Task to complete = Quote the whole listing word for word, please.

Source records
=-=-=

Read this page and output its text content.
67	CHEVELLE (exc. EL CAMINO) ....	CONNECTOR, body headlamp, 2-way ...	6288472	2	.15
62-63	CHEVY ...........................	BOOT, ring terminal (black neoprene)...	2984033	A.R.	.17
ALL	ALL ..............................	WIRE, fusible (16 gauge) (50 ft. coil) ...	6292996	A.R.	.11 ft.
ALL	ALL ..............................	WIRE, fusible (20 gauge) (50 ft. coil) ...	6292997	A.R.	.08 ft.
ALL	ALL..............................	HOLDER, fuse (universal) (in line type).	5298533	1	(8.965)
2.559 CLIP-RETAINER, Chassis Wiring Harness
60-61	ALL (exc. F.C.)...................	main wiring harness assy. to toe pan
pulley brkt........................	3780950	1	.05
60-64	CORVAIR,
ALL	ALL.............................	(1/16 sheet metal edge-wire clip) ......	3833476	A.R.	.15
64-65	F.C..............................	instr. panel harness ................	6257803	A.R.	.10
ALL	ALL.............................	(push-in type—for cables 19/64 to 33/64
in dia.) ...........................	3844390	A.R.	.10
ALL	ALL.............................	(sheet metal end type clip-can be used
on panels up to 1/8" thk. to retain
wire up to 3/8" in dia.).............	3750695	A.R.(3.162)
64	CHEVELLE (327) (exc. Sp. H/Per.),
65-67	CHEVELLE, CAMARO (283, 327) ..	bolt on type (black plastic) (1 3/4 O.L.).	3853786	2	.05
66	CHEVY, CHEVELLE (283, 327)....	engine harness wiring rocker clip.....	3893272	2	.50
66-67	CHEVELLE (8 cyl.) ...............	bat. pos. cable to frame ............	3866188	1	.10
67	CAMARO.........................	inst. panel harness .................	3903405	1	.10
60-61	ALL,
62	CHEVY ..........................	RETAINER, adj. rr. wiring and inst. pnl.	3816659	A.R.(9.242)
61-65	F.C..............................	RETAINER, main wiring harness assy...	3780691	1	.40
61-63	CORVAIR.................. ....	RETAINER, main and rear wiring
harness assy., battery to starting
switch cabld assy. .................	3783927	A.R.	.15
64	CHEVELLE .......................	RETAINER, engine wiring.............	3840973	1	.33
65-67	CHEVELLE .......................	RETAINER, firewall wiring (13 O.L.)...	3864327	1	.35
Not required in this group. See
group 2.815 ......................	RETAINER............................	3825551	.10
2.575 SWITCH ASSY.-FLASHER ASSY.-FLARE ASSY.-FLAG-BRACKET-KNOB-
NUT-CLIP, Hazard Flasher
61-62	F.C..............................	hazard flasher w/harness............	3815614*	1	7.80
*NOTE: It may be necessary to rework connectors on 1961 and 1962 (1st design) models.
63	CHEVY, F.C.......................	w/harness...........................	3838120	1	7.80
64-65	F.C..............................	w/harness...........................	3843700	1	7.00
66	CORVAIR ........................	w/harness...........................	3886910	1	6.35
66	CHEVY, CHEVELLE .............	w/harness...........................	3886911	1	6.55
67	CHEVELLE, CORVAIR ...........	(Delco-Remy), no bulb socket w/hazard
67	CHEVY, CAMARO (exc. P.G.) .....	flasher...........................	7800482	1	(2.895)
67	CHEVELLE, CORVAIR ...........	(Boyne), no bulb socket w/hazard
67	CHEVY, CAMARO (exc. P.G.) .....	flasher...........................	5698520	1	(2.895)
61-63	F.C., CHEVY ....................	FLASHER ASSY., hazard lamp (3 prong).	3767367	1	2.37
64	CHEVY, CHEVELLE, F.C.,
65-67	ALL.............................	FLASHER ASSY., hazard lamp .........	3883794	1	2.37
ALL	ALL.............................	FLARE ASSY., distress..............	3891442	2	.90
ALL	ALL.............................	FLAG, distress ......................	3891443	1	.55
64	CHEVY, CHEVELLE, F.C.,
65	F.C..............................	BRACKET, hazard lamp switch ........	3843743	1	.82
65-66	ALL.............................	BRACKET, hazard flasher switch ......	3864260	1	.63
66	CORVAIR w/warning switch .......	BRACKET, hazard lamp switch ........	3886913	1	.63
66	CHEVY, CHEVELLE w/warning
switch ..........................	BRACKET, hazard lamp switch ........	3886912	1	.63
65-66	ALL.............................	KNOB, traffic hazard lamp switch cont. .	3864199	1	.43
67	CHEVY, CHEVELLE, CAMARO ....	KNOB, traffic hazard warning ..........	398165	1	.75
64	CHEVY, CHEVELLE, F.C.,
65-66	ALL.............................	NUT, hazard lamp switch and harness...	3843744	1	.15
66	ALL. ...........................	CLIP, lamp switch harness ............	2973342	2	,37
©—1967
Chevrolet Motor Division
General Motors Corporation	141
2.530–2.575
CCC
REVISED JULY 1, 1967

=-=-=

Task output =
Read this page and output its text content.
67	CHEVELLE (exc. EL CAMINO) ....	CONNECTOR, body headlamp, 2-way ...	6288472	2	.15
62-63	CHEVY ...........................	BOOT, ring terminal (black neoprene)...	2984033	A.R.	.17
ALL	ALL ..............................	WIRE, fusible (16 gauge) (50 ft. coil) ...	6292996	A.R.	.11 ft.
ALL	ALL ..............................	WIRE, fusible (20 gauge) (50 ft. coil) ...	6292997	A.R.	.08 ft.
ALL	ALL..............................	HOLDER, fuse (universal) (in line type).	5298533	1	(8.965)
2.559 CLIP-RETAINER, Chassis Wiring Harness
60-61	ALL (exc. F.C.)...................	main wiring harness assy. to toe pan
pulley brkt........................	3780950	1	.05
60-64	CORVAIR,
ALL	ALL.............................	(1/16 sheet metal edge-wire clip) ......	3833476	A.R.	.15
64-65	F.C..............................	instr. panel harness ................	6257803	A.R.	.10
ALL	ALL.............................	(push-in type—for cables 19/64 to 33/64
in dia.) ...........................	3844390	A.R.	.10
ALL	ALL.............................	(sheet metal end type clip-can be used
on panels up to 1/8" thk. to retain
wire up to 3/8" in dia.).............	3750695	A.R.(3.162)
64	CHEVELLE (327) (exc. Sp. H/Per.),
65-67	CHEVELLE, CAMARO (283, 327) ..	bolt on type (black plastic) (1 3/4 O.L.).	3853786	2	.05
66	CHEVY, CHEVELLE (283, 327)....	engine harness wiring rocker clip.....	3893272	2	.50
66-67	CHEVELLE (8 cyl.) ...............	bat. pos. cable to frame ............	3866188	1	.10
67	CAMARO.........................	inst. panel harness .................	3903405	1	.10
60-61	ALL,
62	CHEVY ..........................	RETAINER, adj. rr. wiring and inst. pnl.	3816659	A.R.(9.242)
61-65	F.C..............................	RETAINER, main wiring harness assy...	3780691	1	.40
61-63	CORVAIR.................. ....	RETAINER, main and rear wiring
harness assy., battery to starting
switch cabld assy. .................	3783927	A.R.	.15
64	CHEVELLE .......................	RETAINER, engine wiring.............	3840973	1	.33
65-67	CHEVELLE .......................	RETAINER, firewall wiring (13 O.L.)...	3864327	1	.35
Not required in this group. See
group 2.815 ......................	RETAINER............................	3825551	.10
2.575 SWITCH ASSY.-FLASHER ASSY.-FLARE ASSY.-FLAG-BRACKET-KNOB-
NUT-CLIP, Hazard Flasher
61-62	F.C..............................	hazard flasher w/harness............	3815614*	1	7.80
*NOTE: It may be necessary to rework connectors on 1961 and 1962 (1st design) models.
63	CHEVY, F.C.......................	w/harness...........................	3838120	1	7.80
64-65	F.C..............................	w/harness...........................	3843700	1	7.00
66	CORVAIR ........................	w/harness...........................	3886910	1	6.35
66	CHEVY, CHEVELLE .............	w/harness...........................	3886911	1	6.55
67	CHEVELLE, CORVAIR ...........	(Delco-Remy), no bulb socket w/hazard
67	CHEVY, CAMARO (exc. P.G.) .....	flasher...........................	7800482	1	(2.895)
67	CHEVELLE, CORVAIR ...........	(Boyne), no bulb socket w/hazard
67	CHEVY, CAMARO (exc. P.G.) .....	flasher...........................	5698520	1	(2.895)
61-63	F.C., CHEVY ....................	FLASHER ASSY., hazard lamp (3 prong).	3767367	1	2.37
64	CHEVY, CHEVELLE, F.C.,
65-67	ALL.............................	FLASHER ASSY., hazard lamp .........	3883794	1	2.37
ALL	ALL.............................	FLARE ASSY., distress..............	3891442	2	.90
ALL	ALL.............................	FLAG, distress ......................	3891443	1	.55
64	CHEVY, CHEVELLE, F.C.,
65	F.C..............................	BRACKET, hazard lamp switch ........	3843743	1	.82
65-66	ALL.............................	BRACKET, hazard flasher switch ......	3864260	1	.63
66	CORVAIR w/warning switch .......	BRACKET, hazard lamp switch ........	3886913	1	.63
66	CHEVY, CHEVELLE w/warning
switch ..........................	BRACKET, hazard lamp switch ........	3886912	1	.63
65-66	ALL.............................	KNOB, traffic hazard lamp switch cont. .	3864199	1	.43
67	CHEVY, CHEVELLE, CAMARO ....	KNOB, traffic hazard warning ..........	398165	1	.75
64	CHEVY, CHEVELLE, F.C.,
65-66	ALL.............................	NUT, hazard lamp switch and harness...	3843744	1	.15
66	ALL. ...........................	CLIP, lamp switch harness ............	2973342	2	,37
©—1967
Chevrolet Motor Division
General Motors Corporation	141
2.530–2.575
CCC
REVISED JULY 1, 1967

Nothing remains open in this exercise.